STATED TASK:
Do not carry the pictures over; copy every other part of the entries exactly.

Data excerpts:
====
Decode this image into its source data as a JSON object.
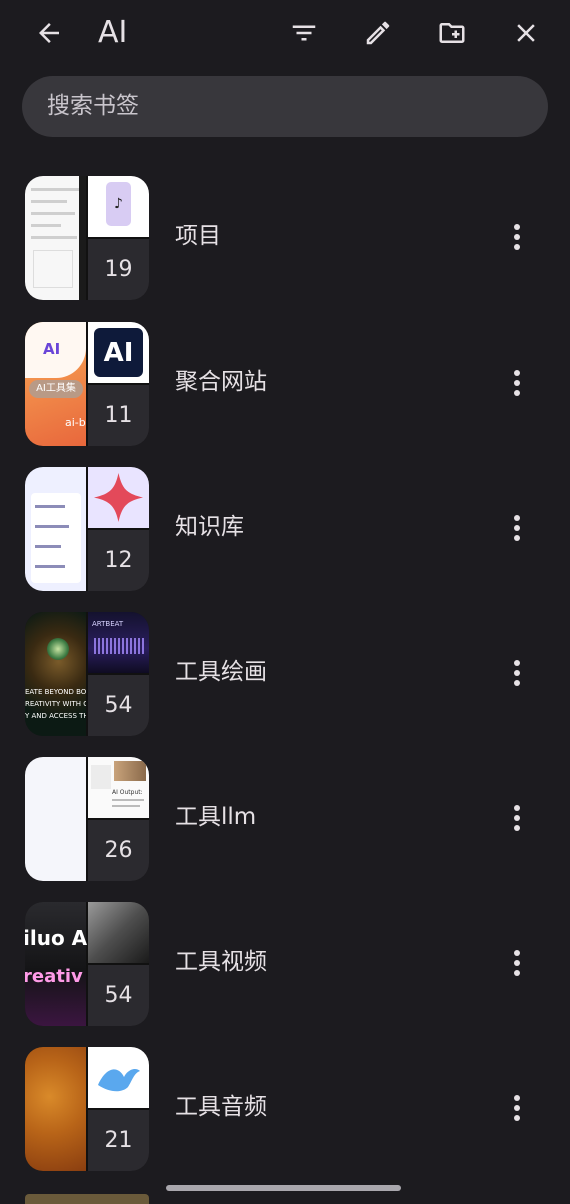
{
  "header": {
    "title": "AI",
    "icons": [
      "back-arrow-icon",
      "filter-icon",
      "edit-pencil-icon",
      "new-folder-icon",
      "close-icon"
    ]
  },
  "search": {
    "placeholder": "搜索书签"
  },
  "folders": [
    {
      "label": "项目",
      "count": "19"
    },
    {
      "label": "聚合网站",
      "count": "11"
    },
    {
      "label": "知识库",
      "count": "12"
    },
    {
      "label": "工具绘画",
      "count": "54"
    },
    {
      "label": "工具llm",
      "count": "26"
    },
    {
      "label": "工具视频",
      "count": "54"
    },
    {
      "label": "工具音频",
      "count": "21"
    }
  ],
  "thumbnail_text": {
    "ai_logo": "AI",
    "ai_badge": "AI工具集",
    "ai_site": "ai-b",
    "paint_caption": [
      "EATE BEYOND BOUND",
      "REATIVITY WITH OUR",
      "Y AND ACCESS THE W"
    ],
    "paint_app": "ARTBEAT",
    "llm_output": "AI Output:",
    "vid_brand": "iluo A",
    "vid_tag": "reativ"
  },
  "colors": {
    "background": "#1c1b1f",
    "search": "#38373c",
    "text": "#e6e1e5",
    "count_tile": "#2b2a2f"
  }
}
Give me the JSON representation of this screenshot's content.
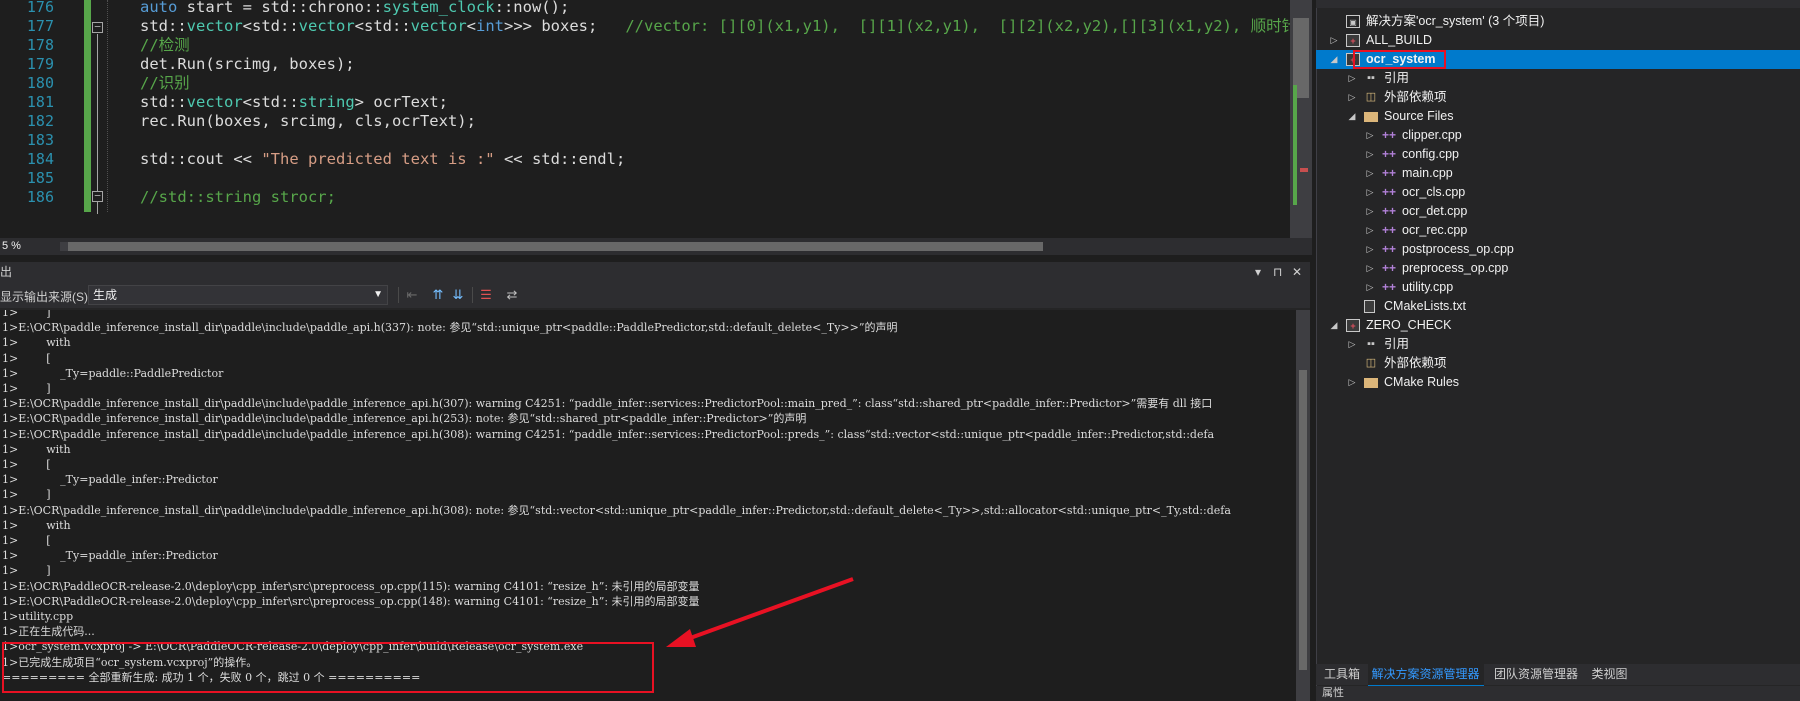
====
FINISHED EXERCISE:
Decode this image into its source data as a JSON object.
{
  "header": {
    "title": "AI",
    "icons": [
      "back-arrow-icon",
      "filter-icon",
      "edit-pencil-icon",
      "new-folder-icon",
      "close-icon"
    ]
  },
  "search": {
    "placeholder": "搜索书签"
  },
  "folders": [
    {
      "label": "项目",
      "count": "19"
    },
    {
      "label": "聚合网站",
      "count": "11"
    },
    {
      "label": "知识库",
      "count": "12"
    },
    {
      "label": "工具绘画",
      "count": "54"
    },
    {
      "label": "工具llm",
      "count": "26"
    },
    {
      "label": "工具视频",
      "count": "54"
    },
    {
      "label": "工具音频",
      "count": "21"
    }
  ],
  "thumbnail_text": {
    "ai_logo": "AI",
    "ai_badge": "AI工具集",
    "ai_site": "ai-b",
    "paint_caption": [
      "EATE BEYOND BOUND",
      "REATIVITY WITH OUR",
      "Y AND ACCESS THE W"
    ],
    "paint_app": "ARTBEAT",
    "llm_output": "AI Output:",
    "vid_brand": "iluo A",
    "vid_tag": "reativ"
  },
  "colors": {
    "background": "#1c1b1f",
    "search": "#38373c",
    "text": "#e6e1e5",
    "count_tile": "#2b2a2f"
  }
}
Give me the JSON representation of this screenshot's content.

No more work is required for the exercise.